== Dataset excerpts ==

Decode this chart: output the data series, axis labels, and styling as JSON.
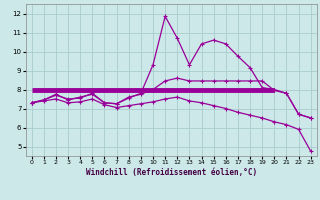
{
  "x": [
    0,
    1,
    2,
    3,
    4,
    5,
    6,
    7,
    8,
    9,
    10,
    11,
    12,
    13,
    14,
    15,
    16,
    17,
    18,
    19,
    20,
    21,
    22,
    23
  ],
  "line_top": [
    7.3,
    7.45,
    7.7,
    7.5,
    7.55,
    7.8,
    7.3,
    7.25,
    7.55,
    7.8,
    9.3,
    11.85,
    10.7,
    9.3,
    10.4,
    10.6,
    10.4,
    9.75,
    9.15,
    8.1,
    8.0,
    7.8,
    6.7,
    6.5
  ],
  "line_mid": [
    7.3,
    7.45,
    7.75,
    7.45,
    7.6,
    7.75,
    7.3,
    7.25,
    7.6,
    7.75,
    8.0,
    8.45,
    8.6,
    8.45,
    8.45,
    8.45,
    8.45,
    8.45,
    8.45,
    8.45,
    7.95,
    7.8,
    6.7,
    6.5
  ],
  "line_bot": [
    7.3,
    7.4,
    7.5,
    7.3,
    7.35,
    7.5,
    7.2,
    7.05,
    7.15,
    7.25,
    7.35,
    7.5,
    7.6,
    7.4,
    7.3,
    7.15,
    7.0,
    6.8,
    6.65,
    6.5,
    6.3,
    6.15,
    5.9,
    4.75
  ],
  "line_color": "#990099",
  "bg_color": "#cce8e8",
  "grid_color": "#aacccc",
  "xlabel": "Windchill (Refroidissement éolien,°C)",
  "xlim": [
    -0.5,
    23.5
  ],
  "ylim": [
    4.5,
    12.5
  ],
  "yticks": [
    5,
    6,
    7,
    8,
    9,
    10,
    11,
    12
  ],
  "xticks": [
    0,
    1,
    2,
    3,
    4,
    5,
    6,
    7,
    8,
    9,
    10,
    11,
    12,
    13,
    14,
    15,
    16,
    17,
    18,
    19,
    20,
    21,
    22,
    23
  ],
  "flat_y": 8.0,
  "flat_x_start": 0,
  "flat_x_end": 20
}
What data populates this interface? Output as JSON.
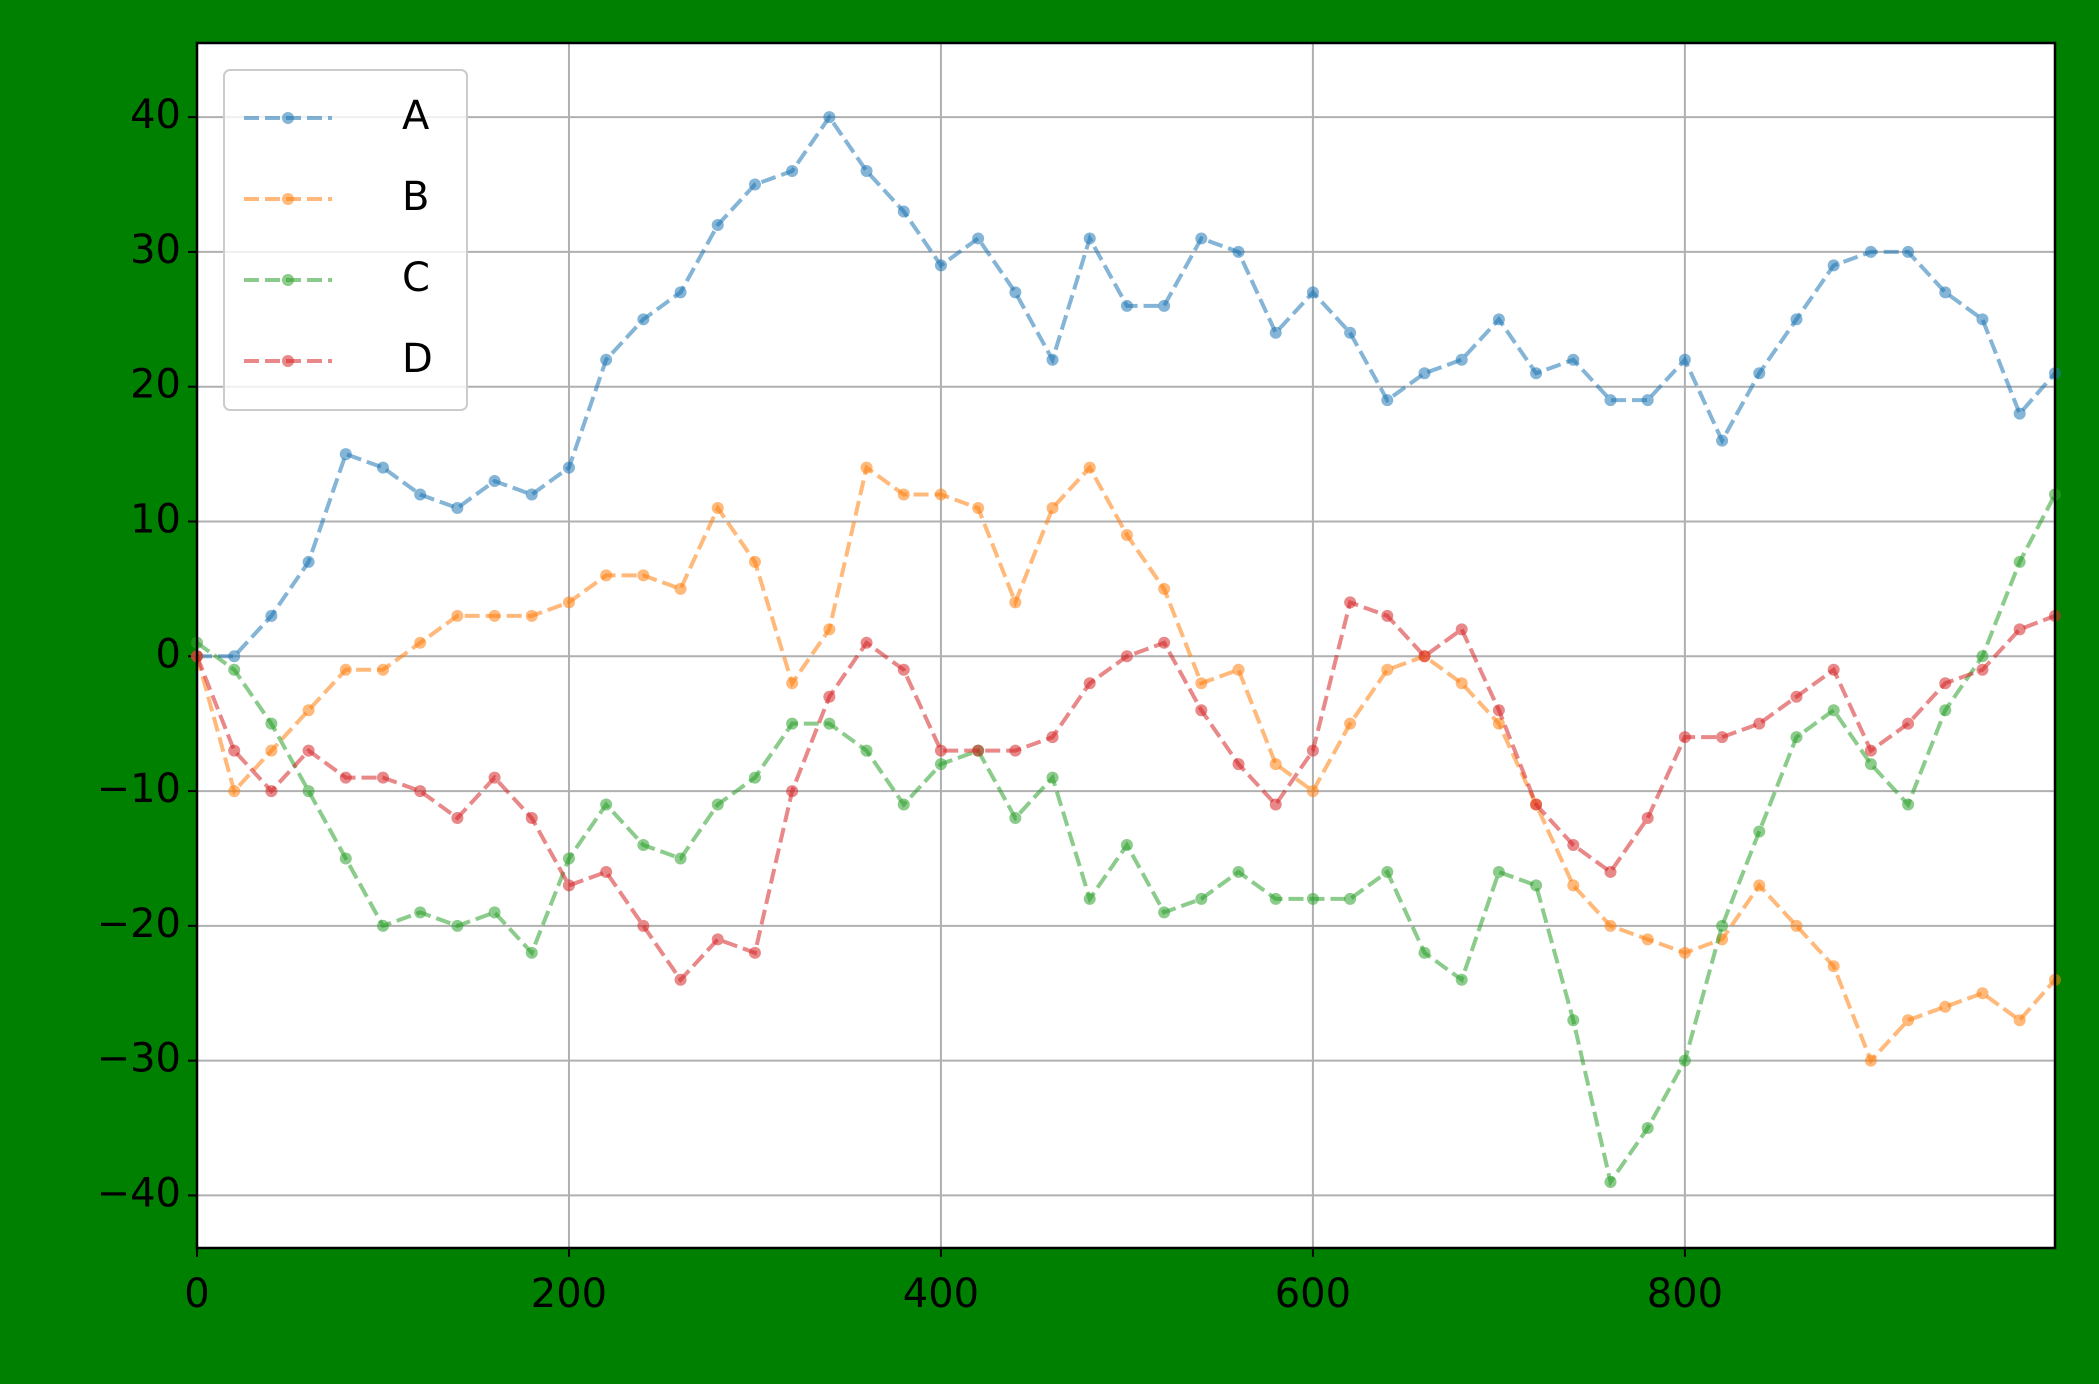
{
  "chart_data": {
    "type": "line",
    "x": [
      0,
      20,
      40,
      60,
      80,
      100,
      120,
      140,
      160,
      180,
      200,
      220,
      240,
      260,
      280,
      300,
      320,
      340,
      360,
      380,
      400,
      420,
      440,
      460,
      480,
      500,
      520,
      540,
      560,
      580,
      600,
      620,
      640,
      660,
      680,
      700,
      720,
      740,
      760,
      780,
      800,
      820,
      840,
      860,
      880,
      900,
      920,
      940,
      960,
      980,
      999
    ],
    "series": [
      {
        "name": "A",
        "color": "#1f77b4",
        "values": [
          0,
          0,
          3,
          7,
          15,
          14,
          12,
          11,
          13,
          12,
          14,
          22,
          25,
          27,
          32,
          35,
          36,
          40,
          36,
          33,
          29,
          31,
          27,
          22,
          31,
          26,
          26,
          31,
          30,
          24,
          27,
          24,
          19,
          21,
          22,
          25,
          21,
          22,
          19,
          19,
          22,
          16,
          21,
          25,
          29,
          30,
          30,
          27,
          25,
          18,
          21
        ]
      },
      {
        "name": "B",
        "color": "#ff7f0e",
        "values": [
          0,
          -10,
          -7,
          -4,
          -1,
          -1,
          1,
          3,
          3,
          3,
          4,
          6,
          6,
          5,
          11,
          7,
          -2,
          2,
          14,
          12,
          12,
          11,
          4,
          11,
          14,
          9,
          5,
          -2,
          -1,
          -8,
          -10,
          -5,
          -1,
          0,
          -2,
          -5,
          -11,
          -17,
          -20,
          -21,
          -22,
          -21,
          -17,
          -20,
          -23,
          -30,
          -27,
          -26,
          -25,
          -27,
          -24
        ]
      },
      {
        "name": "C",
        "color": "#2ca02c",
        "values": [
          1,
          -1,
          -5,
          -10,
          -15,
          -20,
          -19,
          -20,
          -19,
          -22,
          -15,
          -11,
          -14,
          -15,
          -11,
          -9,
          -5,
          -5,
          -7,
          -11,
          -8,
          -7,
          -12,
          -9,
          -18,
          -14,
          -19,
          -18,
          -16,
          -18,
          -18,
          -18,
          -16,
          -22,
          -24,
          -16,
          -17,
          -27,
          -39,
          -35,
          -30,
          -20,
          -13,
          -6,
          -4,
          -8,
          -11,
          -4,
          0,
          7,
          12
        ]
      },
      {
        "name": "D",
        "color": "#d62728",
        "values": [
          0,
          -7,
          -10,
          -7,
          -9,
          -9,
          -10,
          -12,
          -9,
          -12,
          -17,
          -16,
          -20,
          -24,
          -21,
          -22,
          -10,
          -3,
          1,
          -1,
          -7,
          -7,
          -7,
          -6,
          -2,
          0,
          1,
          -4,
          -8,
          -11,
          -7,
          4,
          3,
          0,
          2,
          -4,
          -11,
          -14,
          -16,
          -12,
          -6,
          -6,
          -5,
          -3,
          -1,
          -7,
          -5,
          -2,
          -1,
          2,
          3
        ]
      }
    ],
    "xlim": [
      0,
      999
    ],
    "ylim": [
      -43.9,
      45.5
    ],
    "xticks": [
      0,
      200,
      400,
      600,
      800
    ],
    "yticks": [
      {
        "value": -40,
        "label": "−40"
      },
      {
        "value": -30,
        "label": "−30"
      },
      {
        "value": -20,
        "label": "−20"
      },
      {
        "value": -10,
        "label": "−10"
      },
      0,
      10,
      20,
      30,
      40
    ],
    "grid": true,
    "legend": "upper left",
    "background": "#008000"
  }
}
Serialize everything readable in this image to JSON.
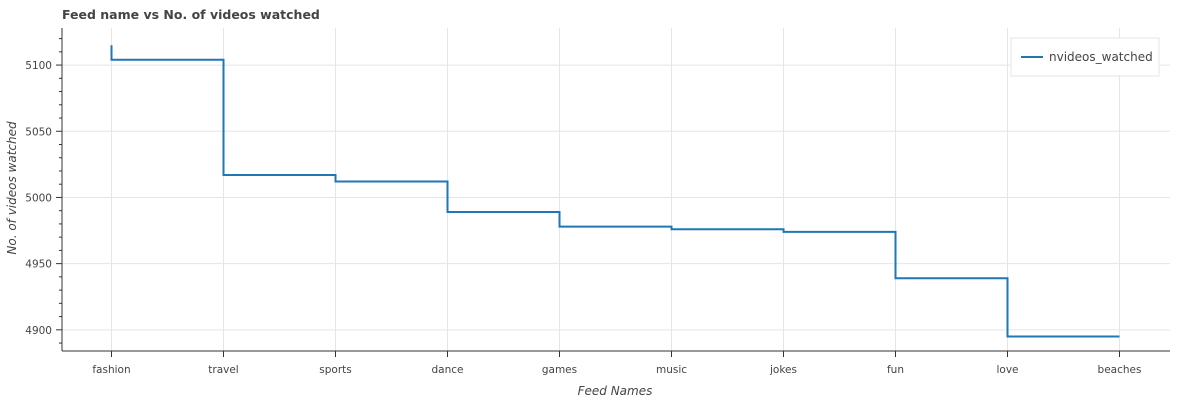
{
  "chart_data": {
    "type": "line",
    "step": true,
    "title": "Feed name vs No. of videos watched",
    "xlabel": "Feed Names",
    "ylabel": "No. of videos watched",
    "categories": [
      "fashion",
      "travel",
      "sports",
      "dance",
      "games",
      "music",
      "jokes",
      "fun",
      "love",
      "beaches"
    ],
    "series": [
      {
        "name": "nvideos_watched",
        "color": "#1f77b4",
        "values": [
          5115,
          5104,
          5017,
          5012,
          4989,
          4978,
          4976,
          4974,
          4939,
          4895
        ]
      }
    ],
    "yticks": [
      4900,
      4950,
      5000,
      5050,
      5100
    ],
    "ylim": [
      4884,
      5128
    ],
    "grid": true,
    "legend_position": "top-right"
  }
}
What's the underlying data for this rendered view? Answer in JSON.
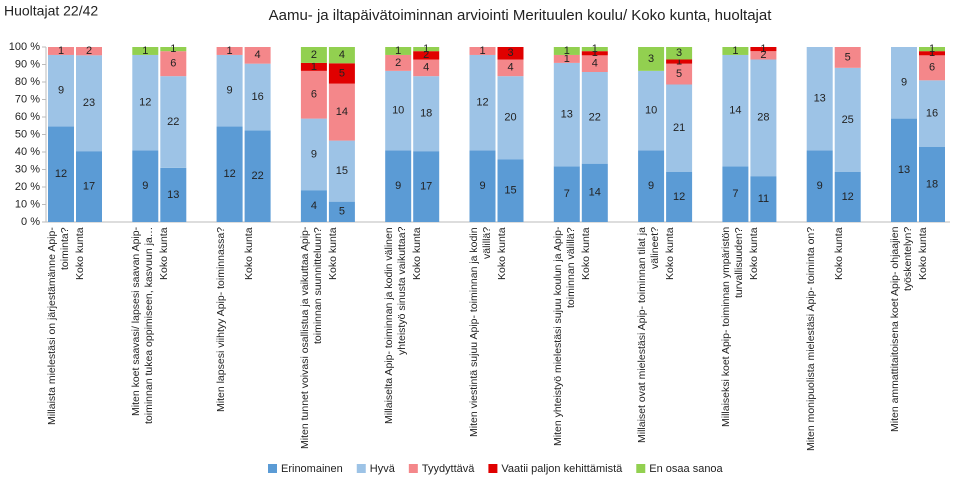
{
  "chart_data": {
    "type": "bar",
    "stacked": "percent",
    "title": "Aamu- ja iltapäivätoiminnan arviointi Merituulen koulu/ Koko kunta, huoltajat",
    "subtitle": "Huoltajat 22/42",
    "categories": [
      "Millaista mielestäsi on järjestämänne Apip- toiminta?",
      "Koko kunta",
      "Miten koet saavasi/ lapsesi saavan Apip- toiminnan tukea oppimiseen, kasvuun ja…",
      "Koko kunta",
      "Miten lapsesi viihtyy Apip- toiminnassa?",
      "Koko kunta",
      "Miten tunnet voivasi osallistua ja vaikuttaa Apip- toiminnan suunnitteluun?",
      "Koko kunta",
      "Millaiselta Apip- toiminnan ja kodin välinen yhteistyö sinusta vaikuttaa?",
      "Koko kunta",
      "Miten viestintä sujuu Apip- toiminnan ja kodin välillä?",
      "Koko kunta",
      "Miten yhteistyö mielestäsi sujuu koulun ja Apip- toiminnan välillä?",
      "Koko kunta",
      "Millaiset ovat mielestäsi Apip- toiminnan tilat ja välineet?",
      "Koko kunta",
      "Millaiseksi koet Apip- toiminnan ympäristön turvallisuuden?",
      "Koko kunta",
      "Miten monipuolista mielestäsi Apip- toiminta on?",
      "Koko kunta",
      "Miten ammattitaitoisena koet Apip- ohjaajien työskentelyn?",
      "Koko kunta"
    ],
    "series": [
      {
        "name": "Erinomainen",
        "color": "#5b9bd5",
        "values": [
          12,
          17,
          9,
          13,
          12,
          22,
          4,
          5,
          9,
          17,
          9,
          15,
          7,
          14,
          9,
          12,
          7,
          11,
          9,
          12,
          13,
          18
        ]
      },
      {
        "name": "Hyvä",
        "color": "#9dc3e6",
        "values": [
          9,
          23,
          12,
          22,
          9,
          16,
          9,
          15,
          10,
          18,
          12,
          20,
          13,
          22,
          10,
          21,
          14,
          28,
          13,
          25,
          9,
          16
        ]
      },
      {
        "name": "Tyydyttävä",
        "color": "#f4878a",
        "values": [
          1,
          2,
          null,
          6,
          1,
          4,
          6,
          14,
          2,
          4,
          1,
          4,
          1,
          4,
          null,
          5,
          null,
          2,
          null,
          5,
          null,
          6
        ]
      },
      {
        "name": "Vaatii paljon kehittämistä",
        "color": "#e00000",
        "values": [
          null,
          null,
          null,
          null,
          null,
          null,
          1,
          5,
          null,
          2,
          null,
          3,
          null,
          1,
          null,
          1,
          null,
          1,
          null,
          null,
          null,
          1
        ]
      },
      {
        "name": "En osaa sanoa",
        "color": "#92d050",
        "values": [
          null,
          null,
          1,
          1,
          null,
          null,
          2,
          4,
          1,
          1,
          null,
          null,
          1,
          1,
          3,
          3,
          1,
          null,
          null,
          null,
          null,
          1
        ]
      }
    ],
    "ylim": [
      0,
      100
    ],
    "yticks": [
      {
        "value": 0,
        "label": "0 %"
      },
      {
        "value": 10,
        "label": "10 %"
      },
      {
        "value": 20,
        "label": "20 %"
      },
      {
        "value": 30,
        "label": "30 %"
      },
      {
        "value": 40,
        "label": "40 %"
      },
      {
        "value": 50,
        "label": "50 %"
      },
      {
        "value": 60,
        "label": "60 %"
      },
      {
        "value": 70,
        "label": "70 %"
      },
      {
        "value": 80,
        "label": "80 %"
      },
      {
        "value": 90,
        "label": "90 %"
      },
      {
        "value": 100,
        "label": "100 %"
      }
    ]
  }
}
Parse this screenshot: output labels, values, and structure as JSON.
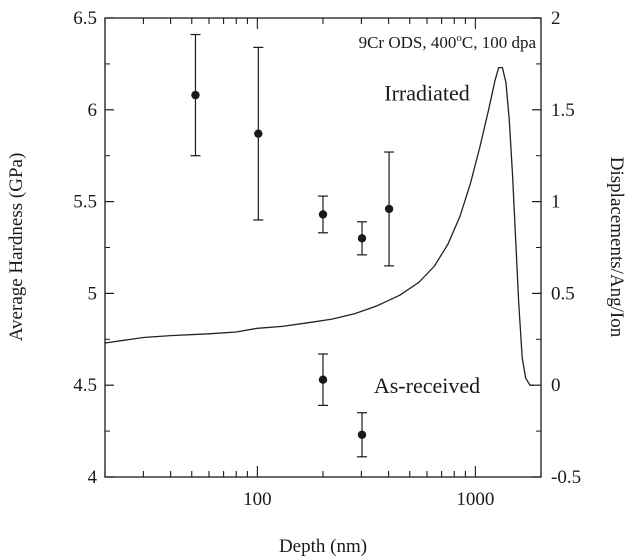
{
  "chart_data": {
    "type": "scatter",
    "title": "9Cr ODS, 400°C, 100 dpa",
    "title_parts": {
      "pre": "9Cr ODS, 400",
      "sup": "o",
      "post": "C, 100 dpa"
    },
    "xlabel": "Depth (nm)",
    "ylabel": "Average Hardness (GPa)",
    "y2label": "Displacements/Ang/Ion",
    "xscale": "log",
    "xlim": [
      20,
      2000
    ],
    "ylim": [
      4,
      6.5
    ],
    "y2lim": [
      -0.5,
      2
    ],
    "grid": false,
    "x_ticks": [
      {
        "v": 100,
        "label": "100"
      },
      {
        "v": 1000,
        "label": "1000"
      }
    ],
    "y_ticks": [
      {
        "v": 4,
        "label": "4"
      },
      {
        "v": 4.5,
        "label": "4.5"
      },
      {
        "v": 5,
        "label": "5"
      },
      {
        "v": 5.5,
        "label": "5.5"
      },
      {
        "v": 6,
        "label": "6"
      },
      {
        "v": 6.5,
        "label": "6.5"
      }
    ],
    "y2_ticks": [
      {
        "v": -0.5,
        "label": "-0.5"
      },
      {
        "v": 0,
        "label": "0"
      },
      {
        "v": 0.5,
        "label": "0.5"
      },
      {
        "v": 1,
        "label": "1"
      },
      {
        "v": 1.5,
        "label": "1.5"
      },
      {
        "v": 2,
        "label": "2"
      }
    ],
    "series": [
      {
        "name": "Irradiated",
        "axis": "left",
        "kind": "points-errorbars",
        "points": [
          {
            "x": 52,
            "y": 6.08,
            "err": 0.33
          },
          {
            "x": 101,
            "y": 5.87,
            "err": 0.47
          },
          {
            "x": 200,
            "y": 5.43,
            "err": 0.1
          },
          {
            "x": 302,
            "y": 5.3,
            "err": 0.09
          },
          {
            "x": 402,
            "y": 5.46,
            "err": 0.31
          }
        ]
      },
      {
        "name": "As-received",
        "axis": "left",
        "kind": "points-errorbars",
        "points": [
          {
            "x": 200,
            "y": 4.53,
            "err": 0.14
          },
          {
            "x": 302,
            "y": 4.23,
            "err": 0.12
          }
        ]
      },
      {
        "name": "",
        "axis": "right",
        "kind": "line",
        "points": [
          {
            "x": 20,
            "y": 0.23
          },
          {
            "x": 30,
            "y": 0.26
          },
          {
            "x": 40,
            "y": 0.27
          },
          {
            "x": 60,
            "y": 0.28
          },
          {
            "x": 80,
            "y": 0.29
          },
          {
            "x": 100,
            "y": 0.31
          },
          {
            "x": 130,
            "y": 0.32
          },
          {
            "x": 170,
            "y": 0.34
          },
          {
            "x": 220,
            "y": 0.36
          },
          {
            "x": 280,
            "y": 0.39
          },
          {
            "x": 350,
            "y": 0.43
          },
          {
            "x": 450,
            "y": 0.49
          },
          {
            "x": 550,
            "y": 0.56
          },
          {
            "x": 650,
            "y": 0.65
          },
          {
            "x": 750,
            "y": 0.77
          },
          {
            "x": 850,
            "y": 0.92
          },
          {
            "x": 950,
            "y": 1.1
          },
          {
            "x": 1050,
            "y": 1.3
          },
          {
            "x": 1150,
            "y": 1.5
          },
          {
            "x": 1230,
            "y": 1.66
          },
          {
            "x": 1280,
            "y": 1.73
          },
          {
            "x": 1330,
            "y": 1.73
          },
          {
            "x": 1380,
            "y": 1.65
          },
          {
            "x": 1430,
            "y": 1.45
          },
          {
            "x": 1480,
            "y": 1.15
          },
          {
            "x": 1530,
            "y": 0.8
          },
          {
            "x": 1580,
            "y": 0.45
          },
          {
            "x": 1640,
            "y": 0.15
          },
          {
            "x": 1700,
            "y": 0.04
          },
          {
            "x": 1780,
            "y": 0.0
          },
          {
            "x": 1860,
            "y": 0.0
          }
        ]
      }
    ],
    "annotations": [
      {
        "text": "Irradiated",
        "x": 600,
        "y": 6.05
      },
      {
        "text": "As-received",
        "x": 600,
        "y": 4.5
      }
    ]
  }
}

===

**Exercise directions:**
Look above for lines with the word "Apip" and copy them all.

**Solution for this exercise:**
      "Millaista mielestäsi on järjestämänne Apip- toiminta?",
      "Miten koet saavasi/ lapsesi saavan Apip- toiminnan tukea oppimiseen, kasvuun ja…",
      "Miten lapsesi viihtyy Apip- toiminnassa?",
      "Miten tunnet voivasi osallistua ja vaikuttaa Apip- toiminnan suunnitteluun?",
      "Millaiselta Apip- toiminnan ja kodin välinen yhteistyö sinusta vaikuttaa?",
      "Miten viestintä sujuu Apip- toiminnan ja kodin välillä?",
      "Miten yhteistyö mielestäsi sujuu koulun ja Apip- toiminnan välillä?",
      "Millaiset ovat mielestäsi Apip- toiminnan tilat ja välineet?",
      "Millaiseksi koet Apip- toiminnan ympäristön turvallisuuden?",
      "Miten monipuolista mielestäsi Apip- toiminta on?",
      "Miten ammattitaitoisena koet Apip- ohjaajien työskentelyn?",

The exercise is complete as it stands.